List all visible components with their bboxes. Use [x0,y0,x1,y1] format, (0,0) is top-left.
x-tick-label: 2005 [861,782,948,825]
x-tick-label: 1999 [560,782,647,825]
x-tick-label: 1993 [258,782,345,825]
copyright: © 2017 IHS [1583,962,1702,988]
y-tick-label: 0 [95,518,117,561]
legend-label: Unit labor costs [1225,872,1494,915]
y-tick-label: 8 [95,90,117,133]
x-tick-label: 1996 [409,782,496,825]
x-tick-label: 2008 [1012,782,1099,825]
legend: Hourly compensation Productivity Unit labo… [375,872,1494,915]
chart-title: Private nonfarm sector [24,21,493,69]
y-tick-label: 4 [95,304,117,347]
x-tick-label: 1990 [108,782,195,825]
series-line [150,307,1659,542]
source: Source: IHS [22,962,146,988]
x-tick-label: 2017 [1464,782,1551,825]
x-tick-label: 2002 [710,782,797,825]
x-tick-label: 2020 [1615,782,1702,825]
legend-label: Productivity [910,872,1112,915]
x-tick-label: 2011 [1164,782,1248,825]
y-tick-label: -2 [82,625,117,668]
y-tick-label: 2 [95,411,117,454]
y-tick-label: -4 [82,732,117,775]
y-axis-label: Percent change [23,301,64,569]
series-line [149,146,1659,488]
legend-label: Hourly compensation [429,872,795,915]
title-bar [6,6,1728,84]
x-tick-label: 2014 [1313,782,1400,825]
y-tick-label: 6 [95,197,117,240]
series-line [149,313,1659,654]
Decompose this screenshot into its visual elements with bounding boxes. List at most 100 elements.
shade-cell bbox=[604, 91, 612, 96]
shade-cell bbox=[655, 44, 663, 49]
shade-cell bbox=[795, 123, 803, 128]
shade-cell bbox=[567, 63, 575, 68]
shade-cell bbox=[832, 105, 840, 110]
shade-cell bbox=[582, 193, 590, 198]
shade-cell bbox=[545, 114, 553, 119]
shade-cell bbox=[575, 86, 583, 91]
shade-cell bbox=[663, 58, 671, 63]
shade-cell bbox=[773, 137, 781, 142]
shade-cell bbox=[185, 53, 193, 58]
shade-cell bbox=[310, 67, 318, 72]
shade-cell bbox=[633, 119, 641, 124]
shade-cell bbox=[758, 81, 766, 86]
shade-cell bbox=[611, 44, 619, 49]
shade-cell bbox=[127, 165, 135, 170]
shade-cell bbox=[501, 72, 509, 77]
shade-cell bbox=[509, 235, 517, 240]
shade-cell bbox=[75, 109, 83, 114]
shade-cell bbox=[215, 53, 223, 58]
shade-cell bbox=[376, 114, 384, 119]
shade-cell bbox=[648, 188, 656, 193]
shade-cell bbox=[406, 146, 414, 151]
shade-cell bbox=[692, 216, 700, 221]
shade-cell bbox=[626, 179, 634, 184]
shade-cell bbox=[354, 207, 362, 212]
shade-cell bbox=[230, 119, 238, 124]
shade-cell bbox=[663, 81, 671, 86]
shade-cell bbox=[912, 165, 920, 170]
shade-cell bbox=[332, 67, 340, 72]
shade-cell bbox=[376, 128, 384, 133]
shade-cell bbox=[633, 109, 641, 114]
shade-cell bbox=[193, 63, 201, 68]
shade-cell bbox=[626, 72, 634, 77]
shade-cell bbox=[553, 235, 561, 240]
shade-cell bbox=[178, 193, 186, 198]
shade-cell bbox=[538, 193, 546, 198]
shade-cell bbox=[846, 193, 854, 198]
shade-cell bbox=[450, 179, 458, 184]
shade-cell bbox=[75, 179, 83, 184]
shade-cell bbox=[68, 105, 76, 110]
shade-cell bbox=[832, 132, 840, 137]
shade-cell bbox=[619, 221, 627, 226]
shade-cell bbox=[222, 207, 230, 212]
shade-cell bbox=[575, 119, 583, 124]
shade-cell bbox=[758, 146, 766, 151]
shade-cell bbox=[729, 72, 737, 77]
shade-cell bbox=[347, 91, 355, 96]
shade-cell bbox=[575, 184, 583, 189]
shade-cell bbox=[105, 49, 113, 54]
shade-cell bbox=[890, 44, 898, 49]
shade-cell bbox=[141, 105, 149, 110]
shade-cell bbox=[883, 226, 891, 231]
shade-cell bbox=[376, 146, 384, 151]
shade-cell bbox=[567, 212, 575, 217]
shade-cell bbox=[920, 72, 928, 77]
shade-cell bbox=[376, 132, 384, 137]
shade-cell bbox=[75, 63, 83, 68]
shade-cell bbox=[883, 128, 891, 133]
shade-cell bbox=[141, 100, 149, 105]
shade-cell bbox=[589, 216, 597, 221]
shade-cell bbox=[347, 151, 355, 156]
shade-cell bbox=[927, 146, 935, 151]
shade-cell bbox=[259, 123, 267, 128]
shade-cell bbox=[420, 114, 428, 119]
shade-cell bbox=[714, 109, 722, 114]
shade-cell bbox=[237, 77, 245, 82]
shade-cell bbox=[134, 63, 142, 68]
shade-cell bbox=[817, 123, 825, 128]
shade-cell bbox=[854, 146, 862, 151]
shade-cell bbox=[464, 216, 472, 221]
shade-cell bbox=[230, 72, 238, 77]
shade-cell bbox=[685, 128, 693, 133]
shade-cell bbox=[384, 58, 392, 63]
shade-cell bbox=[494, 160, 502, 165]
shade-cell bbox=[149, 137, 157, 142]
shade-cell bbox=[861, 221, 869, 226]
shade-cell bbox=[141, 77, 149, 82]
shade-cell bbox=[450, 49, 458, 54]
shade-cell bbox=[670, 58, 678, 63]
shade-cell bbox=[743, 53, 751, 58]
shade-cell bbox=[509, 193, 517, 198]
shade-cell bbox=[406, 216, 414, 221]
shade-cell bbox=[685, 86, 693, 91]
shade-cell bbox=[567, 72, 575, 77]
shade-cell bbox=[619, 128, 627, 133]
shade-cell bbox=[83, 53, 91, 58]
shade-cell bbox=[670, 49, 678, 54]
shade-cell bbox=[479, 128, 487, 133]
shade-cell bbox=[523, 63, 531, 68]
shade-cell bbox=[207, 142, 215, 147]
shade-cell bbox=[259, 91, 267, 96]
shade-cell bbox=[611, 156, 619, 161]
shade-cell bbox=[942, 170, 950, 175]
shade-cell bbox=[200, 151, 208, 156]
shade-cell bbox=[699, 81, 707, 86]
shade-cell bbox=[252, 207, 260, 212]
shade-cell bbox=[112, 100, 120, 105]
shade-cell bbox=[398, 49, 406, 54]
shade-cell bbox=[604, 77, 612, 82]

* * *

Set problem
Rewrite the listing above as a numbered list, one item per line, and leave out any blank lines.

Solution to this task
1. List all visible components with their bboxes. Use [x0,y0,x1,y1] format, (0,0) is top-left.
2. x-tick-label: 2005 [861,782,948,825]
3. x-tick-label: 1999 [560,782,647,825]
4. x-tick-label: 1993 [258,782,345,825]
5. copyright: © 2017 IHS [1583,962,1702,988]
6. y-tick-label: 0 [95,518,117,561]
7. legend-label: Unit labor costs [1225,872,1494,915]
8. y-tick-label: 8 [95,90,117,133]
9. x-tick-label: 1996 [409,782,496,825]
10. x-tick-label: 2008 [1012,782,1099,825]
11. legend: Hourly compensation Productivity Unit labo… [375,872,1494,915]
12. chart-title: Private nonfarm sector [24,21,493,69]
13. y-tick-label: 4 [95,304,117,347]
14. x-tick-label: 1990 [108,782,195,825]
15. series-line [150,307,1659,542]
16. source: Source: IHS [22,962,146,988]
17. x-tick-label: 2017 [1464,782,1551,825]
18. x-tick-label: 2002 [710,782,797,825]
19. x-tick-label: 2020 [1615,782,1702,825]
20. legend-label: Productivity [910,872,1112,915]
21. x-tick-label: 2011 [1164,782,1248,825]
22. y-tick-label: -2 [82,625,117,668]
23. y-tick-label: 2 [95,411,117,454]
24. y-tick-label: -4 [82,732,117,775]
25. y-axis-label: Percent change [23,301,64,569]
26. series-line [149,146,1659,488]
27. legend-label: Hourly compensation [429,872,795,915]
28. title-bar [6,6,1728,84]
29. x-tick-label: 2014 [1313,782,1400,825]
30. y-tick-label: 6 [95,197,117,240]
31. series-line [149,313,1659,654]
32. Decompose this screenshot into its visual elements with bounding boxes. List at most 100 elements.
33. shade-cell bbox=[604, 91, 612, 96]
34. shade-cell bbox=[655, 44, 663, 49]
35. shade-cell bbox=[795, 123, 803, 128]
36. shade-cell bbox=[567, 63, 575, 68]
37. shade-cell bbox=[832, 105, 840, 110]
38. shade-cell bbox=[582, 193, 590, 198]
39. shade-cell bbox=[545, 114, 553, 119]
40. shade-cell bbox=[575, 86, 583, 91]
41. shade-cell bbox=[663, 58, 671, 63]
42. shade-cell bbox=[773, 137, 781, 142]
43. shade-cell bbox=[185, 53, 193, 58]
44. shade-cell bbox=[310, 67, 318, 72]
45. shade-cell bbox=[633, 119, 641, 124]
46. shade-cell bbox=[758, 81, 766, 86]
47. shade-cell bbox=[611, 44, 619, 49]
48. shade-cell bbox=[127, 165, 135, 170]
49. shade-cell bbox=[501, 72, 509, 77]
50. shade-cell bbox=[509, 235, 517, 240]
51. shade-cell bbox=[75, 109, 83, 114]
52. shade-cell bbox=[215, 53, 223, 58]
53. shade-cell bbox=[376, 114, 384, 119]
54. shade-cell bbox=[648, 188, 656, 193]
55. shade-cell bbox=[406, 146, 414, 151]
56. shade-cell bbox=[692, 216, 700, 221]
57. shade-cell bbox=[626, 179, 634, 184]
58. shade-cell bbox=[354, 207, 362, 212]
59. shade-cell bbox=[230, 119, 238, 124]
60. shade-cell bbox=[663, 81, 671, 86]
61. shade-cell bbox=[912, 165, 920, 170]
62. shade-cell bbox=[332, 67, 340, 72]
63. shade-cell bbox=[376, 128, 384, 133]
64. shade-cell bbox=[633, 109, 641, 114]
65. shade-cell bbox=[193, 63, 201, 68]
66. shade-cell bbox=[626, 72, 634, 77]
67. shade-cell bbox=[553, 235, 561, 240]
68. shade-cell bbox=[178, 193, 186, 198]
69. shade-cell bbox=[538, 193, 546, 198]
70. shade-cell bbox=[846, 193, 854, 198]
71. shade-cell bbox=[450, 179, 458, 184]
72. shade-cell bbox=[75, 179, 83, 184]
73. shade-cell bbox=[68, 105, 76, 110]
74. shade-cell bbox=[832, 132, 840, 137]
75. shade-cell bbox=[619, 221, 627, 226]
76. shade-cell bbox=[222, 207, 230, 212]
77. shade-cell bbox=[575, 119, 583, 124]
78. shade-cell bbox=[758, 146, 766, 151]
79. shade-cell bbox=[729, 72, 737, 77]
80. shade-cell bbox=[347, 91, 355, 96]
81. shade-cell bbox=[575, 184, 583, 189]
82. shade-cell bbox=[105, 49, 113, 54]
83. shade-cell bbox=[890, 44, 898, 49]
84. shade-cell bbox=[141, 105, 149, 110]
85. shade-cell bbox=[883, 226, 891, 231]
86. shade-cell bbox=[376, 146, 384, 151]
87. shade-cell bbox=[567, 212, 575, 217]
88. shade-cell bbox=[920, 72, 928, 77]
89. shade-cell bbox=[376, 132, 384, 137]
90. shade-cell bbox=[75, 63, 83, 68]
91. shade-cell bbox=[883, 128, 891, 133]
92. shade-cell bbox=[141, 100, 149, 105]
93. shade-cell bbox=[589, 216, 597, 221]
94. shade-cell bbox=[347, 151, 355, 156]
95. shade-cell bbox=[927, 146, 935, 151]
96. shade-cell bbox=[259, 123, 267, 128]
97. shade-cell bbox=[420, 114, 428, 119]
98. shade-cell bbox=[714, 109, 722, 114]
99. shade-cell bbox=[237, 77, 245, 82]
100. shade-cell bbox=[134, 63, 142, 68]
101. shade-cell bbox=[817, 123, 825, 128]
102. shade-cell bbox=[854, 146, 862, 151]
103. shade-cell bbox=[464, 216, 472, 221]
104. shade-cell bbox=[230, 72, 238, 77]
105. shade-cell bbox=[685, 128, 693, 133]
106. shade-cell bbox=[384, 58, 392, 63]
107. shade-cell bbox=[494, 160, 502, 165]
108. shade-cell bbox=[149, 137, 157, 142]
109. shade-cell bbox=[861, 221, 869, 226]
110. shade-cell bbox=[141, 77, 149, 82]
111. shade-cell bbox=[450, 49, 458, 54]
112. shade-cell bbox=[670, 58, 678, 63]
113. shade-cell bbox=[743, 53, 751, 58]
114. shade-cell bbox=[509, 193, 517, 198]
115. shade-cell bbox=[406, 216, 414, 221]
116. shade-cell bbox=[685, 86, 693, 91]
117. shade-cell bbox=[567, 72, 575, 77]
118. shade-cell bbox=[619, 128, 627, 133]
119. shade-cell bbox=[83, 53, 91, 58]
120. shade-cell bbox=[670, 49, 678, 54]
121. shade-cell bbox=[479, 128, 487, 133]
122. shade-cell bbox=[523, 63, 531, 68]
123. shade-cell bbox=[207, 142, 215, 147]
124. shade-cell bbox=[259, 91, 267, 96]
125. shade-cell bbox=[611, 156, 619, 161]
126. shade-cell bbox=[942, 170, 950, 175]
127. shade-cell bbox=[200, 151, 208, 156]
128. shade-cell bbox=[699, 81, 707, 86]
129. shade-cell bbox=[252, 207, 260, 212]
130. shade-cell bbox=[112, 100, 120, 105]
131. shade-cell bbox=[398, 49, 406, 54]
132. shade-cell bbox=[604, 77, 612, 82]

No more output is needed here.